__DIRECTIVE__
Transcribe the lines below verbatim, skipping the images.

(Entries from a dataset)
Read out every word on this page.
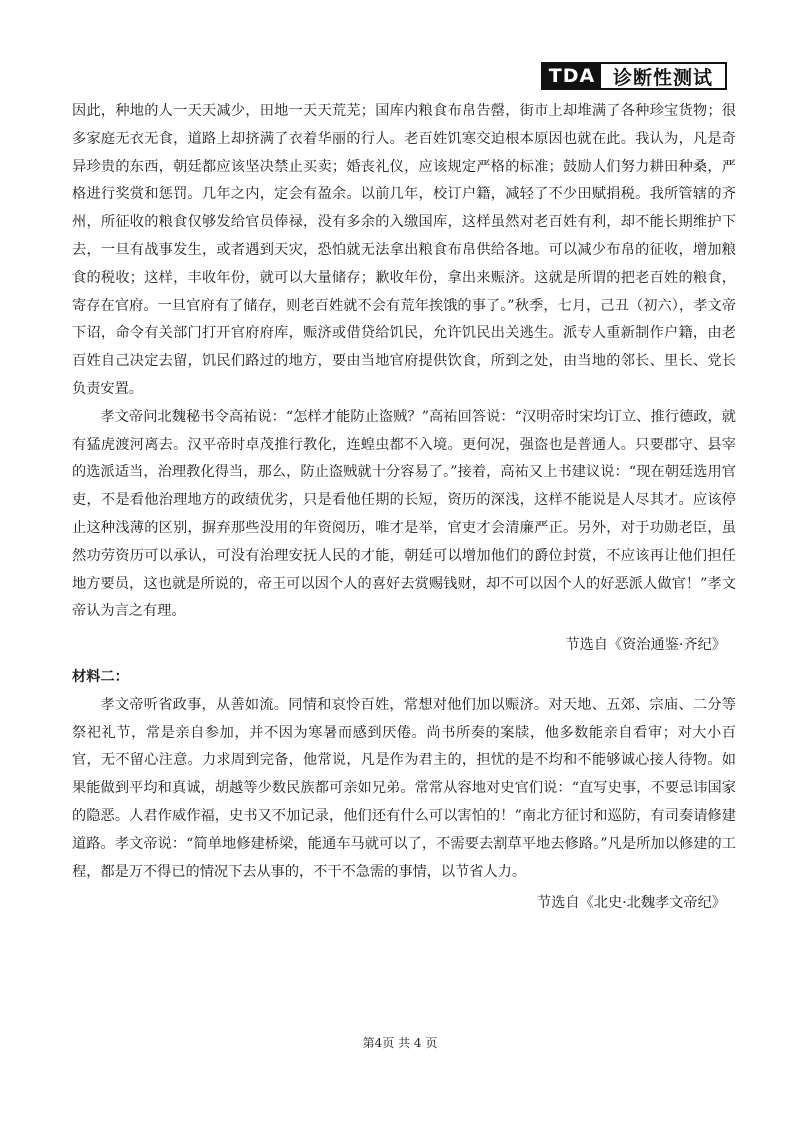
TDA 诊断性测试

因此，种地的人一天天减少，田地一天天荒芜；国库内粮食布帛告罄，街市上却堆满了各种珍宝货物；很多家庭无衣无食，道路上却挤满了衣着华丽的行人。老百姓饥寒交迫根本原因也就在此。我认为，凡是奇异珍贵的东西，朝廷都应该坚决禁止买卖；婚丧礼仪，应该规定严格的标准；鼓励人们努力耕田种桑，严格进行奖赏和惩罚。几年之内，定会有盈余。以前几年，校订户籍，减轻了不少田赋捐税。我所管辖的齐州，所征收的粮食仅够发给官员俸禄，没有多余的入缴国库，这样虽然对老百姓有利，却不能长期维护下去，一旦有战事发生，或者遇到天灾，恐怕就无法拿出粮食布帛供给各地。可以减少布帛的征收，增加粮食的税收；这样，丰收年份，就可以大量储存；歉收年份，拿出来赈济。这就是所谓的把老百姓的粮食，寄存在官府。一旦官府有了储存，则老百姓就不会有荒年挨饿的事了。”秋季，七月，己丑（初六），孝文帝下诏，命令有关部门打开官府府库，赈济或借贷给饥民，允许饥民出关逃生。派专人重新制作户籍，由老百姓自己决定去留，饥民们路过的地方，要由当地官府提供饮食，所到之处，由当地的邻长、里长、党长负责安置。

孝文帝问北魏秘书令高祐说：“怎样才能防止盗贼？”高祐回答说：“汉明帝时宋均订立、推行德政，就有猛虎渡河离去。汉平帝时卓茂推行教化，连蝗虫都不入境。更何况，强盗也是普通人。只要郡守、县宰的选派适当，治理教化得当，那么，防止盗贼就十分容易了。”接着，高祐又上书建议说：“现在朝廷选用官吏，不是看他治理地方的政绩优劣，只是看他任期的长短，资历的深浅，这样不能说是人尽其才。应该停止这种浅薄的区别，摒弃那些没用的年资阅历，唯才是举，官吏才会清廉严正。另外，对于功勋老臣，虽然功劳资历可以承认，可没有治理安抚人民的才能，朝廷可以增加他们的爵位封赏，不应该再让他们担任地方要员，这也就是所说的，帝王可以因个人的喜好去赏赐钱财，却不可以因个人的好恶派人做官！”孝文帝认为言之有理。

节选自《资治通鉴·齐纪》

材料二：

孝文帝听省政事，从善如流。同情和哀怜百姓，常想对他们加以赈济。对天地、五郊、宗庙、二分等祭祀礼节，常是亲自参加，并不因为寒暑而感到厌倦。尚书所奏的案牍，他多数能亲自看审；对大小百官，无不留心注意。力求周到完备，他常说，凡是作为君主的，担忧的是不均和不能够诚心接人待物。如果能做到平均和真诚，胡越等少数民族都可亲如兄弟。常常从容地对史官们说：“直写史事，不要忌讳国家的隐恶。人君作威作福，史书又不加记录，他们还有什么可以害怕的！”南北方征讨和巡防，有司奏请修建道路。孝文帝说：“简单地修建桥梁，能通车马就可以了，不需要去割草平地去修路。”凡是所加以修建的工程，都是万不得已的情况下去从事的，不干不急需的事情，以节省人力。

节选自《北史·北魏孝文帝纪》

第4页 共 4 页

__EXERCISE RESPONSE__
Read out every word on this page.
TDA 诊断性测试

因此，种地的人一天天减少，田地一天天荒芜；国库内粮食布帛告罄，街市上却堆满了各种珍宝货物；很多家庭无衣无食，道路上却挤满了衣着华丽的行人。老百姓饥寒交迫根本原因也就在此。我认为，凡是奇异珍贵的东西，朝廷都应该坚决禁止买卖；婚丧礼仪，应该规定严格的标准；鼓励人们努力耕田种桑，严格进行奖赏和惩罚。几年之内，定会有盈余。以前几年，校订户籍，减轻了不少田赋捐税。我所管辖的齐州，所征收的粮食仅够发给官员俸禄，没有多余的入缴国库，这样虽然对老百姓有利，却不能长期维护下去，一旦有战事发生，或者遇到天灾，恐怕就无法拿出粮食布帛供给各地。可以减少布帛的征收，增加粮食的税收；这样，丰收年份，就可以大量储存；歉收年份，拿出来赈济。这就是所谓的把老百姓的粮食，寄存在官府。一旦官府有了储存，则老百姓就不会有荒年挨饿的事了。”秋季，七月，己丑（初六），孝文帝下诏，命令有关部门打开官府府库，赈济或借贷给饥民，允许饥民出关逃生。派专人重新制作户籍，由老百姓自己决定去留，饥民们路过的地方，要由当地官府提供饮食，所到之处，由当地的邻长、里长、党长负责安置。

孝文帝问北魏秘书令高祐说：“怎样才能防止盗贼？”高祐回答说：“汉明帝时宋均订立、推行德政，就有猛虎渡河离去。汉平帝时卓茂推行教化，连蝗虫都不入境。更何况，强盗也是普通人。只要郡守、县宰的选派适当，治理教化得当，那么，防止盗贼就十分容易了。”接着，高祐又上书建议说：“现在朝廷选用官吏，不是看他治理地方的政绩优劣，只是看他任期的长短，资历的深浅，这样不能说是人尽其才。应该停止这种浅薄的区别，摒弃那些没用的年资阅历，唯才是举，官吏才会清廉严正。另外，对于功勋老臣，虽然功劳资历可以承认，可没有治理安抚人民的才能，朝廷可以增加他们的爵位封赏，不应该再让他们担任地方要员，这也就是所说的，帝王可以因个人的喜好去赏赐钱财，却不可以因个人的好恶派人做官！”孝文帝认为言之有理。

节选自《资治通鉴·齐纪》

材料二：

孝文帝听省政事，从善如流。同情和哀怜百姓，常想对他们加以赈济。对天地、五郊、宗庙、二分等祭祀礼节，常是亲自参加，并不因为寒暑而感到厌倦。尚书所奏的案牍，他多数能亲自看审；对大小百官，无不留心注意。力求周到完备，他常说，凡是作为君主的，担忧的是不均和不能够诚心接人待物。如果能做到平均和真诚，胡越等少数民族都可亲如兄弟。常常从容地对史官们说：“直写史事，不要忌讳国家的隐恶。人君作威作福，史书又不加记录，他们还有什么可以害怕的！”南北方征讨和巡防，有司奏请修建道路。孝文帝说：“简单地修建桥梁，能通车马就可以了，不需要去割草平地去修路。”凡是所加以修建的工程，都是万不得已的情况下去从事的，不干不急需的事情，以节省人力。

节选自《北史·北魏孝文帝纪》

第4页 共 4 页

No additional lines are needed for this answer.